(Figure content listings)

*****

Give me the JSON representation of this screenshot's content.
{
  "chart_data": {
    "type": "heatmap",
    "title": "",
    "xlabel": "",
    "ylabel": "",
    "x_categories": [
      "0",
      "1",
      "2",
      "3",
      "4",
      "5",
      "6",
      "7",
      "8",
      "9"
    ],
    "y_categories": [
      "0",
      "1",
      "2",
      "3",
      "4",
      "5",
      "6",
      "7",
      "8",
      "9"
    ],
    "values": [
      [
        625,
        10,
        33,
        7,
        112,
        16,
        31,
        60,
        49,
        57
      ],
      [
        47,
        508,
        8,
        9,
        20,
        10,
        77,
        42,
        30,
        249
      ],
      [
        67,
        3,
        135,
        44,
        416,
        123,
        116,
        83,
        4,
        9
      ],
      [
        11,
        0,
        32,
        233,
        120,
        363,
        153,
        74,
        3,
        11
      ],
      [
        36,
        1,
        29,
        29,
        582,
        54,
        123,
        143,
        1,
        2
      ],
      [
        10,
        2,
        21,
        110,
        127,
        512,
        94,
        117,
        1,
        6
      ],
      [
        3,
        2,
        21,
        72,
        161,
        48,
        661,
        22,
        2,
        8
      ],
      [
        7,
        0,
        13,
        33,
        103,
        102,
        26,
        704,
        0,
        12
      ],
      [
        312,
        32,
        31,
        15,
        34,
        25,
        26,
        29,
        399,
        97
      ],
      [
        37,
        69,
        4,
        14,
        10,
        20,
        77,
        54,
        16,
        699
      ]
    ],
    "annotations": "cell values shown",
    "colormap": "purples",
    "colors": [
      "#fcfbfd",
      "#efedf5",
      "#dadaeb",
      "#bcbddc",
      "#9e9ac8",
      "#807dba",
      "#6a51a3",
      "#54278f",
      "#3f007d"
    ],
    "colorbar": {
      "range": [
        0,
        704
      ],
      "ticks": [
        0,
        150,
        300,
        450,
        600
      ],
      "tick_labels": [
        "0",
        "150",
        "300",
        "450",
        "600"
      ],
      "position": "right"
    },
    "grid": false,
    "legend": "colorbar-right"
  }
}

*****

(Work to complete)
Which lines above contain the word "right"? Copy each of them.

(The output)
      "position": "right"
    "legend": "colorbar-right"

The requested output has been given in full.